> Exercise task
Extract each line of the data below exactly as written.
# Start of Supplied material
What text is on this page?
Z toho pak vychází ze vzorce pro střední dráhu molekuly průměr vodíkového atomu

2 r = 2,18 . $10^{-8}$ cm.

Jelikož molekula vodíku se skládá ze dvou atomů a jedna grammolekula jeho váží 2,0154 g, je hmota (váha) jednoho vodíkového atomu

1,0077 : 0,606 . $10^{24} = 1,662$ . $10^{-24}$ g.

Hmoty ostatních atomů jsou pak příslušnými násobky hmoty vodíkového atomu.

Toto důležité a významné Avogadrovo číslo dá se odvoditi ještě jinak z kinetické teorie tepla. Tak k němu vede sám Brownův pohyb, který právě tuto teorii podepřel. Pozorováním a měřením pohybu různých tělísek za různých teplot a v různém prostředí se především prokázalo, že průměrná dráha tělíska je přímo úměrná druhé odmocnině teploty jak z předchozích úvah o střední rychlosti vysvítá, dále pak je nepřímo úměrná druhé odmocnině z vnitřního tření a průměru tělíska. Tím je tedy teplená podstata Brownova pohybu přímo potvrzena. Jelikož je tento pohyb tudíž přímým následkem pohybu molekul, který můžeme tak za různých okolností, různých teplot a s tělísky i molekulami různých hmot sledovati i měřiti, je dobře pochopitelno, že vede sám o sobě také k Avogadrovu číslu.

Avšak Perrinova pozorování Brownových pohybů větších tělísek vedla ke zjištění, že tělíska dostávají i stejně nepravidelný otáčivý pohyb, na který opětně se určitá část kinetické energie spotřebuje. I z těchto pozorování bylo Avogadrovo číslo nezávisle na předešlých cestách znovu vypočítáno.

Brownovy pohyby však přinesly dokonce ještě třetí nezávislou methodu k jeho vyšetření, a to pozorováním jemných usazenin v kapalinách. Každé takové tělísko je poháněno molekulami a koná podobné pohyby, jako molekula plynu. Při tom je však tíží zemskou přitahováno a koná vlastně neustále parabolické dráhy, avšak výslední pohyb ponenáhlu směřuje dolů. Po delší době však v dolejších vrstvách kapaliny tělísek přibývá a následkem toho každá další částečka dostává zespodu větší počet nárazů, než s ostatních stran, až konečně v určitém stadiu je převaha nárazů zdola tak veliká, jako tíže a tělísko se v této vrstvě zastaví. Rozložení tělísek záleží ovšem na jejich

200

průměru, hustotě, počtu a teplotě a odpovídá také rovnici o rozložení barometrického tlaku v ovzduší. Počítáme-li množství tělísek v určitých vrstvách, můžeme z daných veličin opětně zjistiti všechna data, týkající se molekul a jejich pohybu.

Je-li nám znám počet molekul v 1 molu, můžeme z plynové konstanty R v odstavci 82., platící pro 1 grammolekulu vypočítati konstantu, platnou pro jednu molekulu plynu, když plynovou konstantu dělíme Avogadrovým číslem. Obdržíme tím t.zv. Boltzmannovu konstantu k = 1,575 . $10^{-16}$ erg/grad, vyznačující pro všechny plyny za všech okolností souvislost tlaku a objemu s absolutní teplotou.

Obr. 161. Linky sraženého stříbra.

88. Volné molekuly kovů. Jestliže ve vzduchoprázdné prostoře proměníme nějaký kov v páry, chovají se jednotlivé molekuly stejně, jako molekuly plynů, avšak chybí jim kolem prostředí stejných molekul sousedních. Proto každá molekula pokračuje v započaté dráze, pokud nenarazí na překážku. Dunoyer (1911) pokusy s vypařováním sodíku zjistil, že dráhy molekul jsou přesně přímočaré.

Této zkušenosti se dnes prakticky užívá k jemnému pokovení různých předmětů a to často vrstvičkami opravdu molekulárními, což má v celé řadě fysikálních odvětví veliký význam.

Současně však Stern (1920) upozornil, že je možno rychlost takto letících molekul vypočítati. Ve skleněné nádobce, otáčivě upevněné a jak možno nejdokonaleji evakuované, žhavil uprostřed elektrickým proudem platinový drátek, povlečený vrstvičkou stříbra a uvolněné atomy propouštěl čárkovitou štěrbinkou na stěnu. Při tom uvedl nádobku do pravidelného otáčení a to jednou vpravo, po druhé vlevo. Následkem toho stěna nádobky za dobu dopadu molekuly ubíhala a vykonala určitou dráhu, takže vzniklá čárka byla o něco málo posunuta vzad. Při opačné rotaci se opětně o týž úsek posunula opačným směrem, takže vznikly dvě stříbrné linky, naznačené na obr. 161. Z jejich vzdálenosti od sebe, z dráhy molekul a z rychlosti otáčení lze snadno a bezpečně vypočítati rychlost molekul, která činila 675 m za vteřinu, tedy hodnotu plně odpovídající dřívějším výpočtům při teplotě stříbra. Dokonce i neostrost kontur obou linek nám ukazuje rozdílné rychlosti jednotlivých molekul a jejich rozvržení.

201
# End of Supplied material
> Written solution
What text is on this page?
Z toho pak vychází ze vzorce pro střední dráhu molekuly průměr vodíkového atomu

2 r = 2,18 . $10^{-8}$ cm.

Jelikož molekula vodíku se skládá ze dvou atomů a jedna grammolekula jeho váží 2,0154 g, je hmota (váha) jednoho vodíkového atomu

1,0077 : 0,606 . $10^{24} = 1,662$ . $10^{-24}$ g.

Hmoty ostatních atomů jsou pak příslušnými násobky hmoty vodíkového atomu.

Toto důležité a významné Avogadrovo číslo dá se odvoditi ještě jinak z kinetické teorie tepla. Tak k němu vede sám Brownův pohyb, který právě tuto teorii podepřel. Pozorováním a měřením pohybu různých tělísek za různých teplot a v různém prostředí se především prokázalo, že průměrná dráha tělíska je přímo úměrná druhé odmocnině teploty jak z předchozích úvah o střední rychlosti vysvítá, dále pak je nepřímo úměrná druhé odmocnině z vnitřního tření a průměru tělíska. Tím je tedy teplená podstata Brownova pohybu přímo potvrzena. Jelikož je tento pohyb tudíž přímým následkem pohybu molekul, který můžeme tak za různých okolností, různých teplot a s tělísky i molekulami různých hmot sledovati i měřiti, je dobře pochopitelno, že vede sám o sobě také k Avogadrovu číslu.

Avšak Perrinova pozorování Brownových pohybů větších tělísek vedla ke zjištění, že tělíska dostávají i stejně nepravidelný otáčivý pohyb, na který opětně se určitá část kinetické energie spotřebuje. I z těchto pozorování bylo Avogadrovo číslo nezávisle na předešlých cestách znovu vypočítáno.

Brownovy pohyby však přinesly dokonce ještě třetí nezávislou methodu k jeho vyšetření, a to pozorováním jemných usazenin v kapalinách. Každé takové tělísko je poháněno molekulami a koná podobné pohyby, jako molekula plynu. Při tom je však tíží zemskou přitahováno a koná vlastně neustále parabolické dráhy, avšak výslední pohyb ponenáhlu směřuje dolů. Po delší době však v dolejších vrstvách kapaliny tělísek přibývá a následkem toho každá další částečka dostává zespodu větší počet nárazů, než s ostatních stran, až konečně v určitém stadiu je převaha nárazů zdola tak veliká, jako tíže a tělísko se v této vrstvě zastaví. Rozložení tělísek záleží ovšem na jejich

200

průměru, hustotě, počtu a teplotě a odpovídá také rovnici o rozložení barometrického tlaku v ovzduší. Počítáme-li množství tělísek v určitých vrstvách, můžeme z daných veličin opětně zjistiti všechna data, týkající se molekul a jejich pohybu.

Je-li nám znám počet molekul v 1 molu, můžeme z plynové konstanty R v odstavci 82., platící pro 1 grammolekulu vypočítati konstantu, platnou pro jednu molekulu plynu, když plynovou konstantu dělíme Avogadrovým číslem. Obdržíme tím t.zv. Boltzmannovu konstantu k = 1,575 . $10^{-16}$ erg/grad, vyznačující pro všechny plyny za všech okolností souvislost tlaku a objemu s absolutní teplotou.

Obr. 161. Linky sraženého stříbra.

88. Volné molekuly kovů. Jestliže ve vzduchoprázdné prostoře proměníme nějaký kov v páry, chovají se jednotlivé molekuly stejně, jako molekuly plynů, avšak chybí jim kolem prostředí stejných molekul sousedních. Proto každá molekula pokračuje v započaté dráze, pokud nenarazí na překážku. Dunoyer (1911) pokusy s vypařováním sodíku zjistil, že dráhy molekul jsou přesně přímočaré.

Této zkušenosti se dnes prakticky užívá k jemnému pokovení různých předmětů a to často vrstvičkami opravdu molekulárními, což má v celé řadě fysikálních odvětví veliký význam.

Současně však Stern (1920) upozornil, že je možno rychlost takto letících molekul vypočítati. Ve skleněné nádobce, otáčivě upevněné a jak možno nejdokonaleji evakuované, žhavil uprostřed elektrickým proudem platinový drátek, povlečený vrstvičkou stříbra a uvolněné atomy propouštěl čárkovitou štěrbinkou na stěnu. Při tom uvedl nádobku do pravidelného otáčení a to jednou vpravo, po druhé vlevo. Následkem toho stěna nádobky za dobu dopadu molekuly ubíhala a vykonala určitou dráhu, takže vzniklá čárka byla o něco málo posunuta vzad. Při opačné rotaci se opětně o týž úsek posunula opačným směrem, takže vznikly dvě stříbrné linky, naznačené na obr. 161. Z jejich vzdálenosti od sebe, z dráhy molekul a z rychlosti otáčení lze snadno a bezpečně vypočítati rychlost molekul, která činila 675 m za vteřinu, tedy hodnotu plně odpovídající dřívějším výpočtům při teplotě stříbra. Dokonce i neostrost kontur obou linek nám ukazuje rozdílné rychlosti jednotlivých molekul a jejich rozvržení.

201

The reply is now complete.